**** SUPPLIED RECORDS ****
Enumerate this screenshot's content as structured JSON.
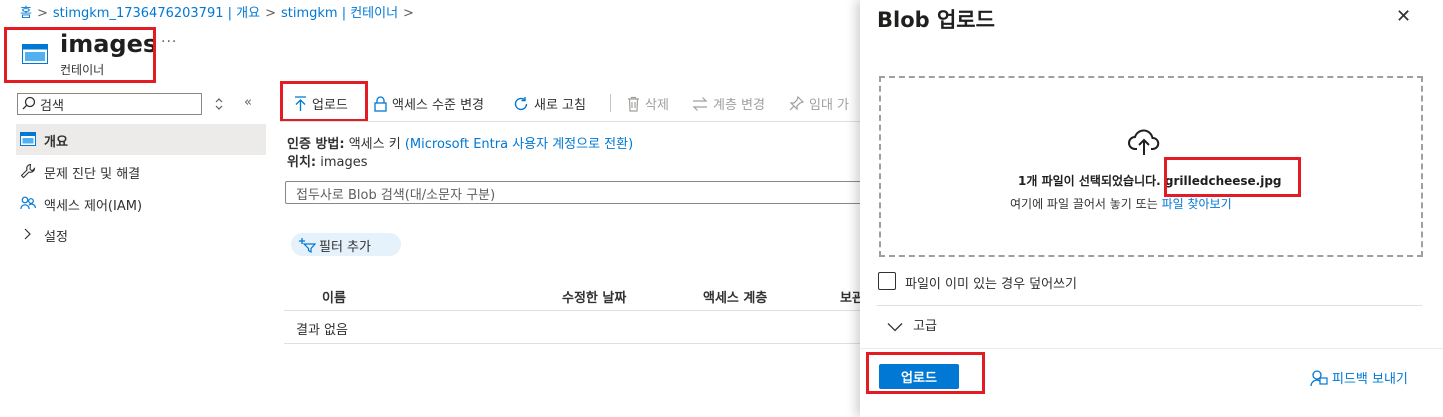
{
  "breadcrumb": [
    "홈",
    "stimgkm_1736476203791 | 개요",
    "stimgkm | 컨테이너"
  ],
  "breadcrumb_sep": ">",
  "header": {
    "title": "images",
    "subtitle": "컨테이너",
    "more": "···"
  },
  "sidebar": {
    "search_placeholder": "검색",
    "collapse": "«",
    "items": [
      {
        "label": "개요",
        "icon": "container-icon",
        "selected": true
      },
      {
        "label": "문제 진단 및 해결",
        "icon": "wrench-icon"
      },
      {
        "label": "액세스 제어(IAM)",
        "icon": "people-icon"
      },
      {
        "label": "설정",
        "icon": "chevron-right-icon"
      }
    ]
  },
  "toolbar": {
    "upload": "업로드",
    "access_level": "액세스 수준 변경",
    "refresh": "새로 고침",
    "delete": "삭제",
    "change_tier": "계층 변경",
    "lease": "임대 가"
  },
  "info": {
    "auth_label": "인증 방법:",
    "auth_value": "액세스 키",
    "auth_link": "(Microsoft Entra 사용자 계정으로 전환)",
    "location_label": "위치:",
    "location_value": "images"
  },
  "blob_search_placeholder": "접두사로 Blob 검색(대/소문자 구분)",
  "filter_button": "필터 추가",
  "table": {
    "columns": [
      "이름",
      "수정한 날짜",
      "액세스 계층",
      "보관"
    ],
    "empty": "결과 없음"
  },
  "panel": {
    "title": "Blob 업로드",
    "close": "✕",
    "selected_text": "1개 파일이 선택되었습니다. grilledcheese.jpg",
    "hint_text": "여기에 파일 끌어서 놓기 또는",
    "browse_link": "파일 찾아보기",
    "overwrite_label": "파일이 이미 있는 경우 덮어쓰기",
    "advanced_label": "고급",
    "upload_button": "업로드",
    "feedback_link": "피드백 보내기"
  },
  "colors": {
    "accent": "#0078d4",
    "highlight": "#e31b23"
  }
}
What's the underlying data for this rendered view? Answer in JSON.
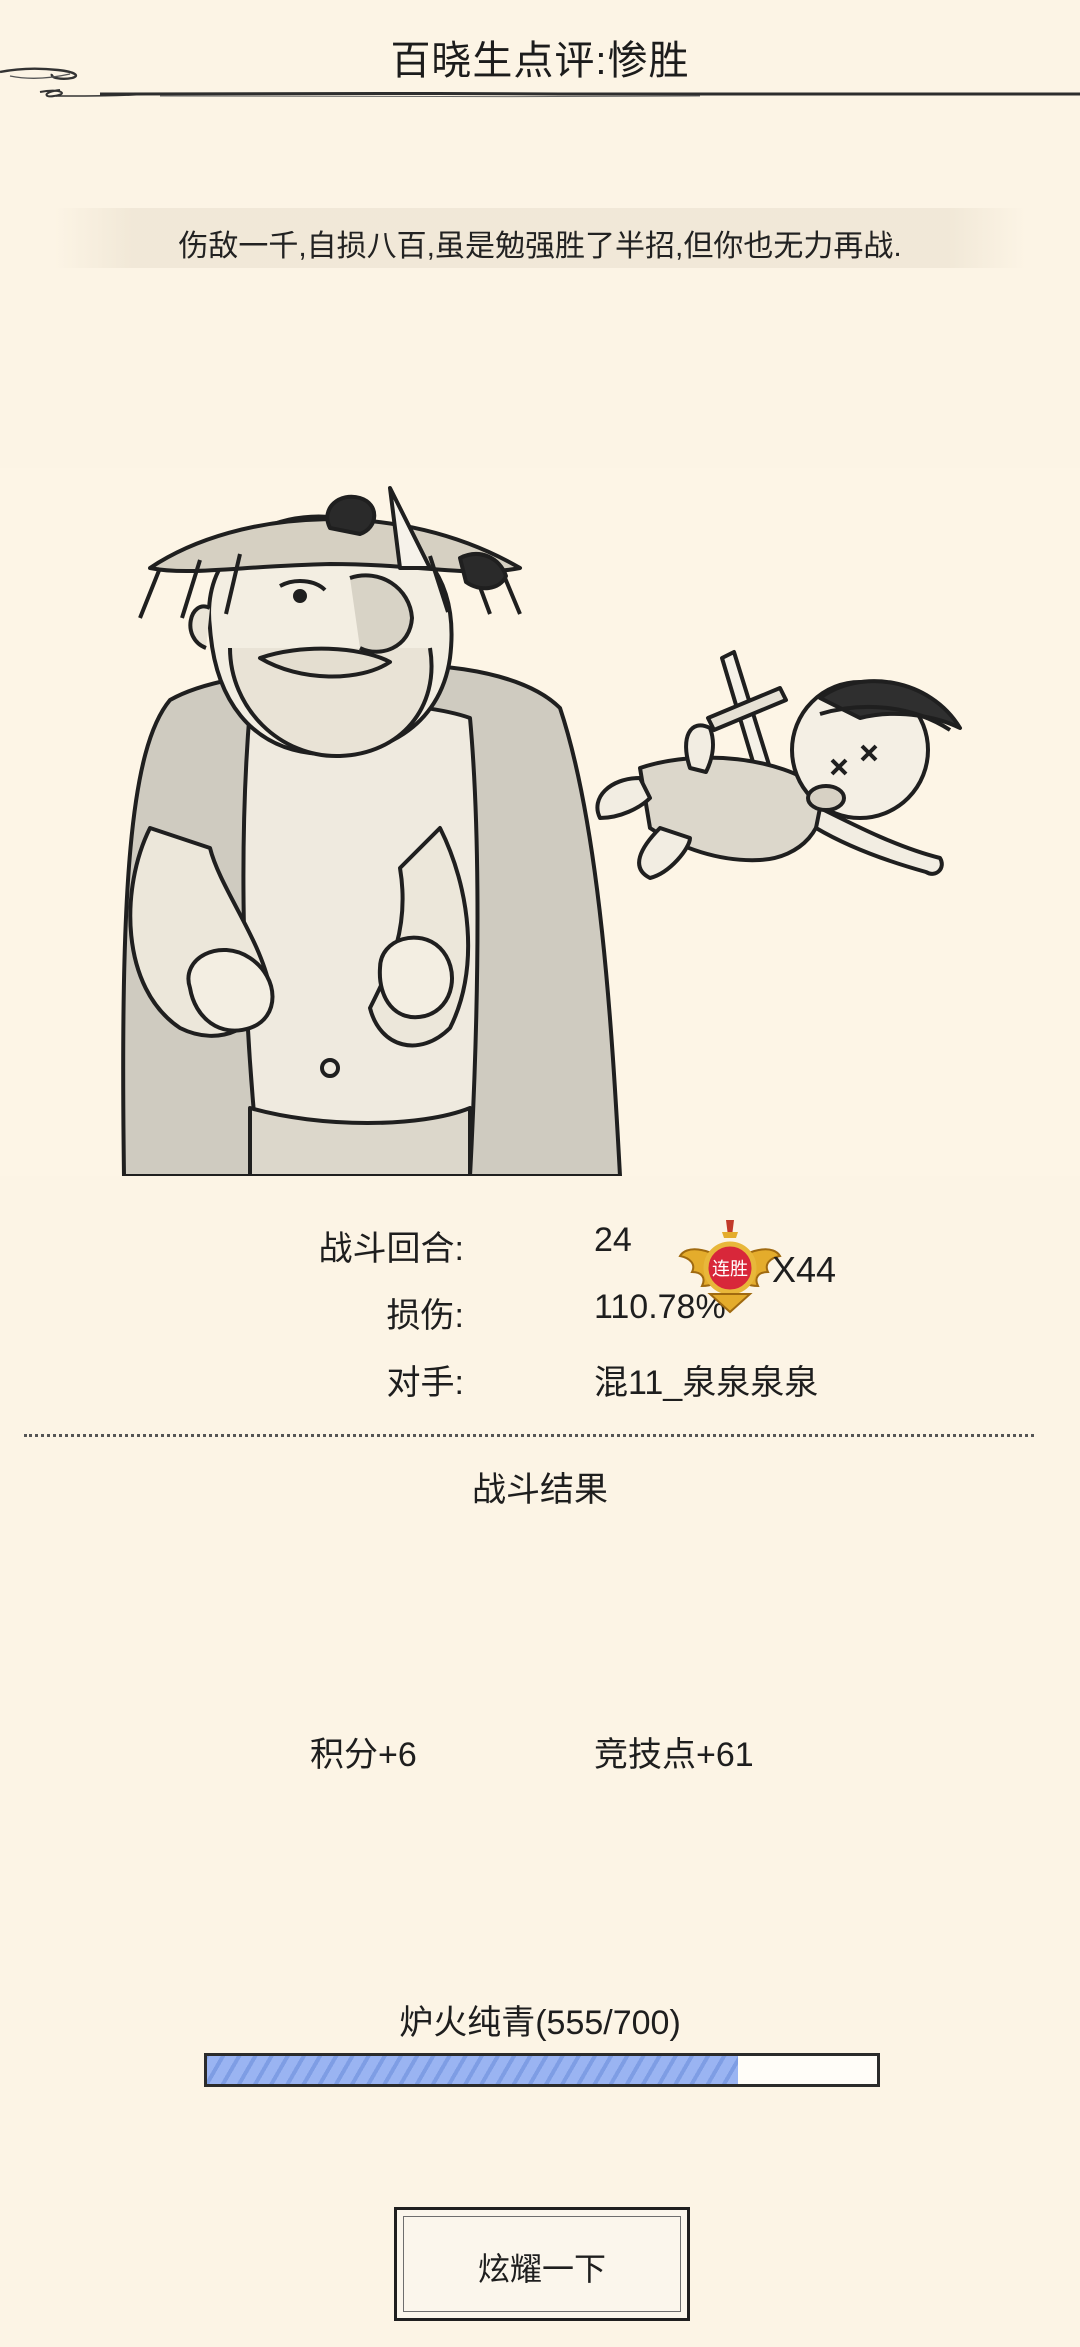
{
  "header": {
    "title": "百晓生点评:惨胜"
  },
  "comment": {
    "text": "伤敌一千,自损八百,虽是勉强胜了半招,但你也无力再战."
  },
  "stats": {
    "rounds_label": "战斗回合:",
    "rounds_value": "24",
    "damage_label": "损伤:",
    "damage_value": "110.78%",
    "opponent_label": "对手:",
    "opponent_value": "混11_泉泉泉泉",
    "streak_badge_text": "连胜",
    "streak_count": "X44"
  },
  "result": {
    "title": "战斗结果",
    "points": "积分+6",
    "arena_points": "竞技点+61"
  },
  "progress": {
    "label": "炉火纯青(555/700)",
    "current": 555,
    "max": 700
  },
  "actions": {
    "show_off": "炫耀一下"
  },
  "icons": {
    "streak": "winged-streak-badge-icon",
    "side": "float-menu-icon"
  },
  "colors": {
    "background": "#fcf4e5",
    "progress_fill": "#9ab4f2",
    "badge_red": "#d8273a",
    "badge_gold": "#e0a82a"
  }
}
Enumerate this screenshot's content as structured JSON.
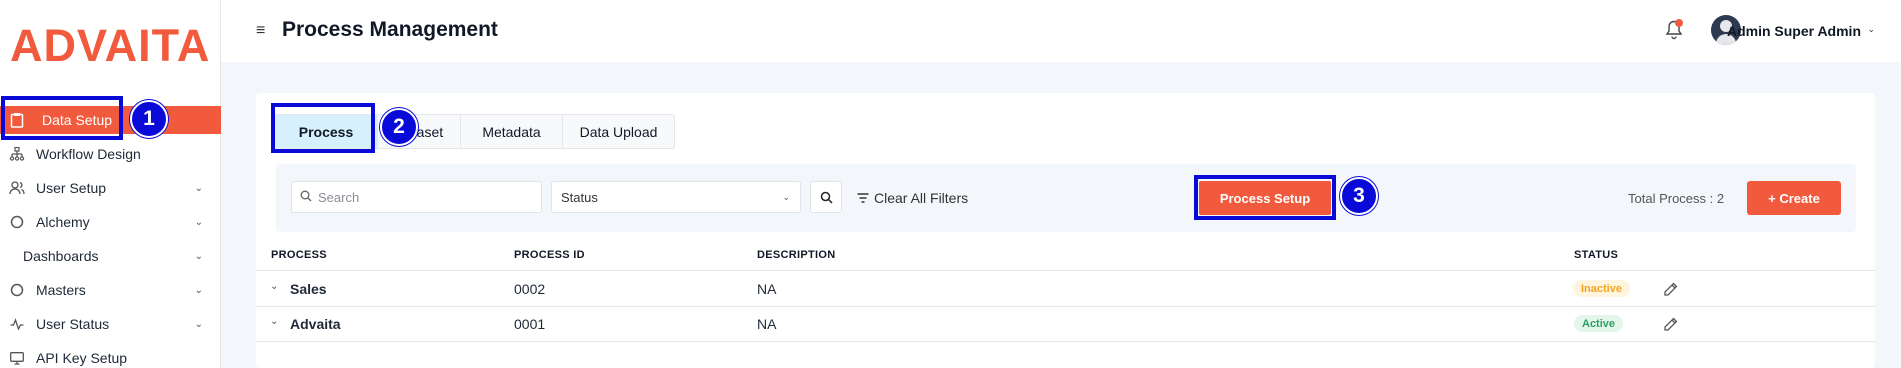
{
  "brand": {
    "logo_text": "ADVAITA",
    "accent": "#f15a3c"
  },
  "sidebar": {
    "items": [
      {
        "label": "Data Setup",
        "icon": "clipboard-icon",
        "active": true,
        "has_chevron": false
      },
      {
        "label": "Workflow Design",
        "icon": "workflow-icon",
        "active": false,
        "has_chevron": false
      },
      {
        "label": "User Setup",
        "icon": "users-icon",
        "active": false,
        "has_chevron": true
      },
      {
        "label": "Alchemy",
        "icon": "circle-icon",
        "active": false,
        "has_chevron": true
      },
      {
        "label": "Dashboards",
        "icon": "",
        "active": false,
        "has_chevron": true
      },
      {
        "label": "Masters",
        "icon": "circle-icon",
        "active": false,
        "has_chevron": true
      },
      {
        "label": "User Status",
        "icon": "activity-icon",
        "active": false,
        "has_chevron": true
      },
      {
        "label": "API Key Setup",
        "icon": "monitor-icon",
        "active": false,
        "has_chevron": false
      }
    ]
  },
  "header": {
    "title": "Process Management",
    "user_name": "Admin Super Admin"
  },
  "tabs": [
    {
      "label": "Process",
      "active": true
    },
    {
      "label": "Dataset",
      "active": false
    },
    {
      "label": "Metadata",
      "active": false
    },
    {
      "label": "Data Upload",
      "active": false
    }
  ],
  "filters": {
    "search_placeholder": "Search",
    "status_value": "Status",
    "clear_label": "Clear All Filters",
    "process_setup_label": "Process Setup",
    "total_label": "Total Process : 2",
    "create_label": "+ Create"
  },
  "table": {
    "headers": [
      "PROCESS",
      "PROCESS ID",
      "DESCRIPTION",
      "STATUS"
    ],
    "rows": [
      {
        "process": "Sales",
        "process_id": "0002",
        "description": "NA",
        "status": "Inactive"
      },
      {
        "process": "Advaita",
        "process_id": "0001",
        "description": "NA",
        "status": "Active"
      }
    ]
  },
  "annotations": [
    "1",
    "2",
    "3"
  ],
  "colors": {
    "annotation": "#0a0ad8",
    "inactive": "#f1a51a",
    "active": "#2e9f63"
  }
}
****
WRITTEN EXERCISE =
Give the data again exactly as written, with all pictures left out.

EXERCISE ANSWER =
Enumerate this screenshot's content as structured JSON.
{
  "breadcrumb": [
    "홈",
    "stimgkm_1736476203791 | 개요",
    "stimgkm | 컨테이너"
  ],
  "breadcrumb_sep": ">",
  "header": {
    "title": "images",
    "subtitle": "컨테이너",
    "more": "···"
  },
  "sidebar": {
    "search_placeholder": "검색",
    "collapse": "«",
    "items": [
      {
        "label": "개요",
        "icon": "container-icon",
        "selected": true
      },
      {
        "label": "문제 진단 및 해결",
        "icon": "wrench-icon"
      },
      {
        "label": "액세스 제어(IAM)",
        "icon": "people-icon"
      },
      {
        "label": "설정",
        "icon": "chevron-right-icon"
      }
    ]
  },
  "toolbar": {
    "upload": "업로드",
    "access_level": "액세스 수준 변경",
    "refresh": "새로 고침",
    "delete": "삭제",
    "change_tier": "계층 변경",
    "lease": "임대 가"
  },
  "info": {
    "auth_label": "인증 방법:",
    "auth_value": "액세스 키",
    "auth_link": "(Microsoft Entra 사용자 계정으로 전환)",
    "location_label": "위치:",
    "location_value": "images"
  },
  "blob_search_placeholder": "접두사로 Blob 검색(대/소문자 구분)",
  "filter_button": "필터 추가",
  "table": {
    "columns": [
      "이름",
      "수정한 날짜",
      "액세스 계층",
      "보관"
    ],
    "empty": "결과 없음"
  },
  "panel": {
    "title": "Blob 업로드",
    "close": "✕",
    "selected_text": "1개 파일이 선택되었습니다. grilledcheese.jpg",
    "hint_text": "여기에 파일 끌어서 놓기 또는",
    "browse_link": "파일 찾아보기",
    "overwrite_label": "파일이 이미 있는 경우 덮어쓰기",
    "advanced_label": "고급",
    "upload_button": "업로드",
    "feedback_link": "피드백 보내기"
  },
  "colors": {
    "accent": "#0078d4",
    "highlight": "#e31b23"
  }
}
What's the underlying data for this rendered view? Answer in JSON.
{
  "header": {
    "title": "百晓生点评:惨胜"
  },
  "comment": {
    "text": "伤敌一千,自损八百,虽是勉强胜了半招,但你也无力再战."
  },
  "stats": {
    "rounds_label": "战斗回合:",
    "rounds_value": "24",
    "damage_label": "损伤:",
    "damage_value": "110.78%",
    "opponent_label": "对手:",
    "opponent_value": "混11_泉泉泉泉",
    "streak_badge_text": "连胜",
    "streak_count": "X44"
  },
  "result": {
    "title": "战斗结果",
    "points": "积分+6",
    "arena_points": "竞技点+61"
  },
  "progress": {
    "label": "炉火纯青(555/700)",
    "current": 555,
    "max": 700
  },
  "actions": {
    "show_off": "炫耀一下"
  },
  "icons": {
    "streak": "winged-streak-badge-icon",
    "side": "float-menu-icon"
  },
  "colors": {
    "background": "#fcf4e5",
    "progress_fill": "#9ab4f2",
    "badge_red": "#d8273a",
    "badge_gold": "#e0a82a"
  }
}
Enumerate this screenshot's content as structured JSON.
{
  "brand": {
    "logo_text": "ADVAITA",
    "accent": "#f15a3c"
  },
  "sidebar": {
    "items": [
      {
        "label": "Data Setup",
        "icon": "clipboard-icon",
        "active": true,
        "has_chevron": false
      },
      {
        "label": "Workflow Design",
        "icon": "workflow-icon",
        "active": false,
        "has_chevron": false
      },
      {
        "label": "User Setup",
        "icon": "users-icon",
        "active": false,
        "has_chevron": true
      },
      {
        "label": "Alchemy",
        "icon": "circle-icon",
        "active": false,
        "has_chevron": true
      },
      {
        "label": "Dashboards",
        "icon": "",
        "active": false,
        "has_chevron": true
      },
      {
        "label": "Masters",
        "icon": "circle-icon",
        "active": false,
        "has_chevron": true
      },
      {
        "label": "User Status",
        "icon": "activity-icon",
        "active": false,
        "has_chevron": true
      },
      {
        "label": "API Key Setup",
        "icon": "monitor-icon",
        "active": false,
        "has_chevron": false
      }
    ]
  },
  "header": {
    "title": "Process Management",
    "user_name": "Admin Super Admin"
  },
  "tabs": [
    {
      "label": "Process",
      "active": true
    },
    {
      "label": "Dataset",
      "active": false
    },
    {
      "label": "Metadata",
      "active": false
    },
    {
      "label": "Data Upload",
      "active": false
    }
  ],
  "filters": {
    "search_placeholder": "Search",
    "status_value": "Status",
    "clear_label": "Clear All Filters",
    "process_setup_label": "Process Setup",
    "total_label": "Total Process : 2",
    "create_label": "+ Create"
  },
  "table": {
    "headers": [
      "PROCESS",
      "PROCESS ID",
      "DESCRIPTION",
      "STATUS"
    ],
    "rows": [
      {
        "process": "Sales",
        "process_id": "0002",
        "description": "NA",
        "status": "Inactive"
      },
      {
        "process": "Advaita",
        "process_id": "0001",
        "description": "NA",
        "status": "Active"
      }
    ]
  },
  "annotations": [
    "1",
    "2",
    "3"
  ],
  "colors": {
    "annotation": "#0a0ad8",
    "inactive": "#f1a51a",
    "active": "#2e9f63"
  }
}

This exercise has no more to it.